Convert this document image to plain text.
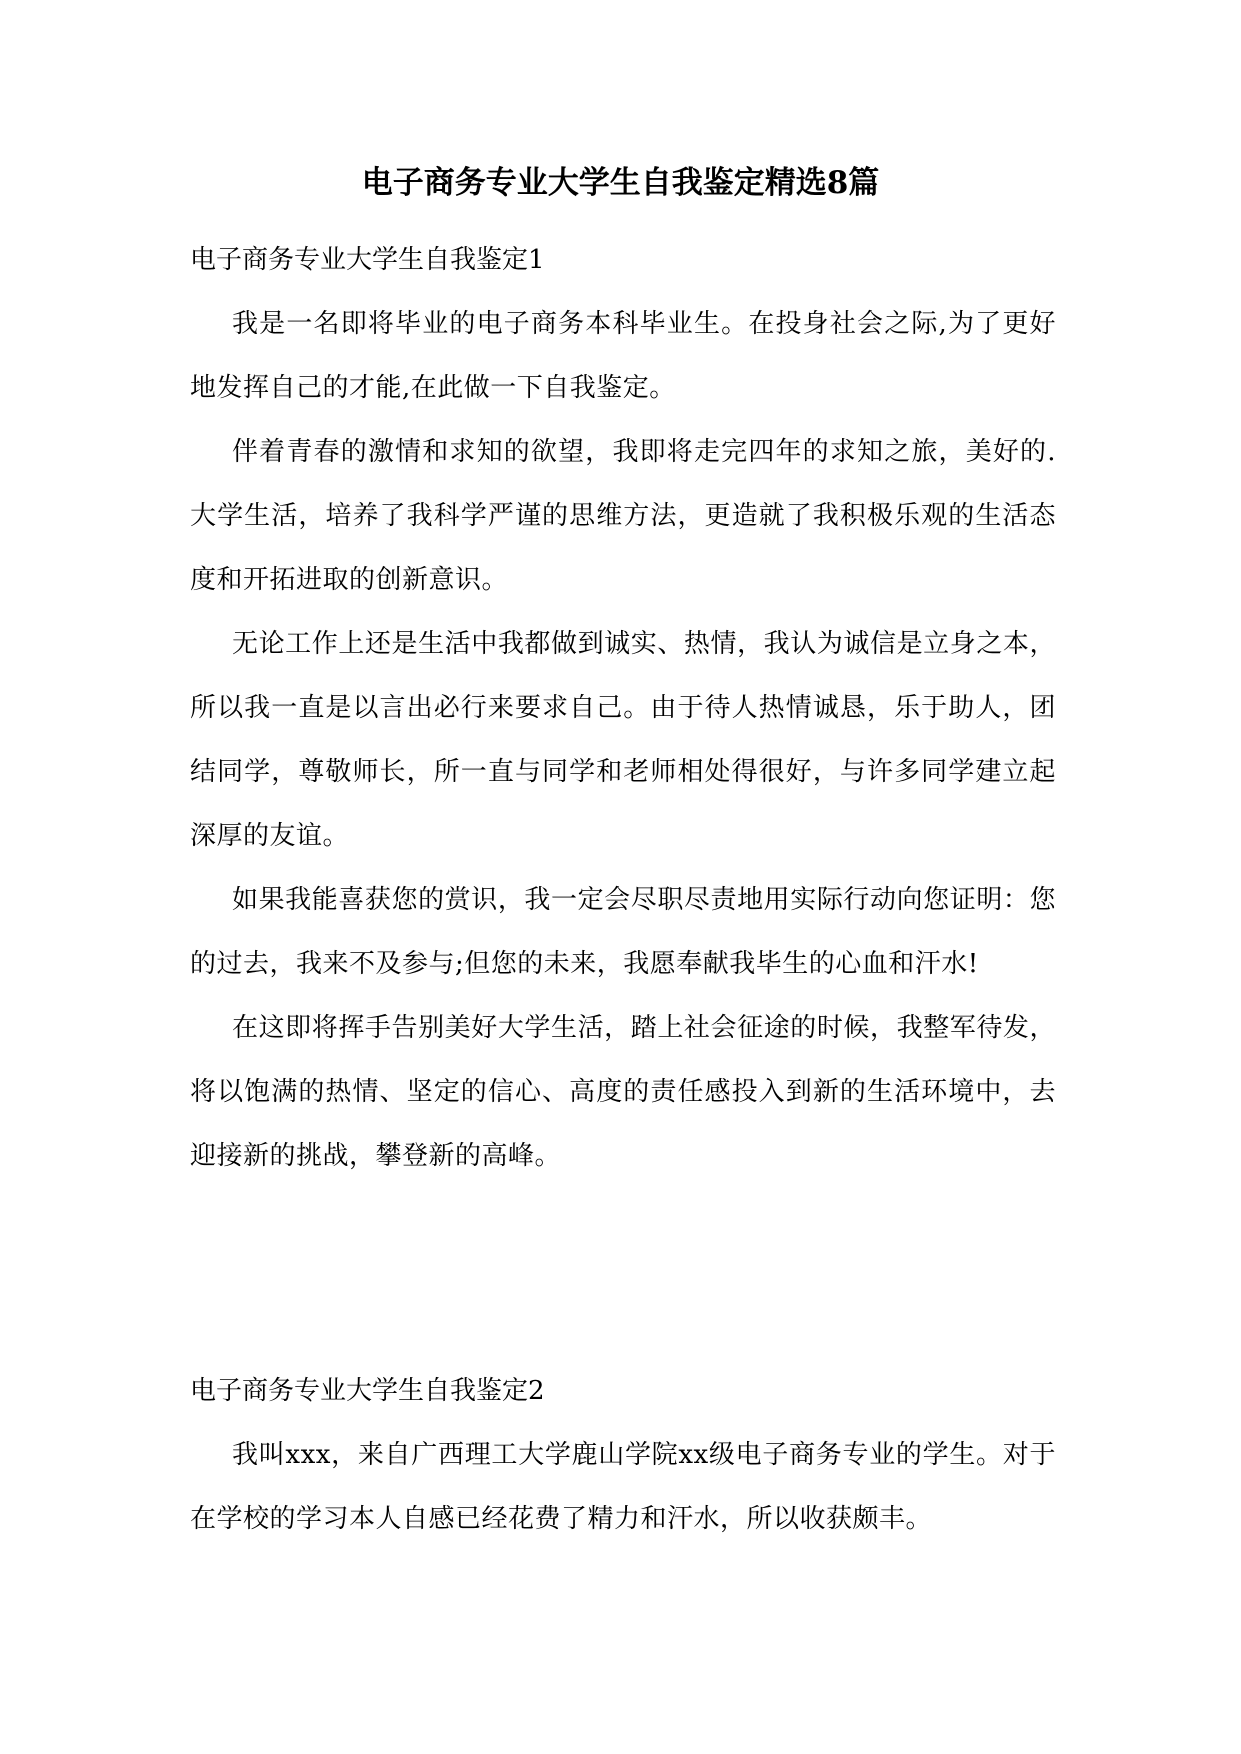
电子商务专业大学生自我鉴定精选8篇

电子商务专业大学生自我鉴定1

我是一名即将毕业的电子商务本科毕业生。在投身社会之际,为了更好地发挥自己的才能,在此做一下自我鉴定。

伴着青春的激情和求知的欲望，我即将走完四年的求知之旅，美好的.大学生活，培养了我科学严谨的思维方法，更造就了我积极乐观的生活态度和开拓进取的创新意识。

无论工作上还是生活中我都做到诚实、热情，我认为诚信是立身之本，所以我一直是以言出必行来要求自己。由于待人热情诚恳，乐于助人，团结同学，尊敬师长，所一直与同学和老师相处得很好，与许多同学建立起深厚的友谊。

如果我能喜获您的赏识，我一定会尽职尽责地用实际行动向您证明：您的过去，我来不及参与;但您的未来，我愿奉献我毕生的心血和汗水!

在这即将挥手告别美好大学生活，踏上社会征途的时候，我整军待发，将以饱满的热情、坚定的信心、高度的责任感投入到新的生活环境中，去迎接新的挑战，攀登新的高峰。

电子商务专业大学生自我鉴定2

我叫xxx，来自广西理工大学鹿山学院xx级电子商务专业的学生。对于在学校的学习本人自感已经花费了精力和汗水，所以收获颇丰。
·····
Requirement -> Quote the material word for word, dropping any images it holds.

Reply ->
Convert this document image to plain text.
电子商务专业大学生自我鉴定精选8篇

电子商务专业大学生自我鉴定1

我是一名即将毕业的电子商务本科毕业生。在投身社会之际,为了更好地发挥自己的才能,在此做一下自我鉴定。

伴着青春的激情和求知的欲望，我即将走完四年的求知之旅，美好的.大学生活，培养了我科学严谨的思维方法，更造就了我积极乐观的生活态度和开拓进取的创新意识。

无论工作上还是生活中我都做到诚实、热情，我认为诚信是立身之本，所以我一直是以言出必行来要求自己。由于待人热情诚恳，乐于助人，团结同学，尊敬师长，所一直与同学和老师相处得很好，与许多同学建立起深厚的友谊。

如果我能喜获您的赏识，我一定会尽职尽责地用实际行动向您证明：您的过去，我来不及参与;但您的未来，我愿奉献我毕生的心血和汗水!

在这即将挥手告别美好大学生活，踏上社会征途的时候，我整军待发，将以饱满的热情、坚定的信心、高度的责任感投入到新的生活环境中，去迎接新的挑战，攀登新的高峰。

电子商务专业大学生自我鉴定2

我叫xxx，来自广西理工大学鹿山学院xx级电子商务专业的学生。对于在学校的学习本人自感已经花费了精力和汗水，所以收获颇丰。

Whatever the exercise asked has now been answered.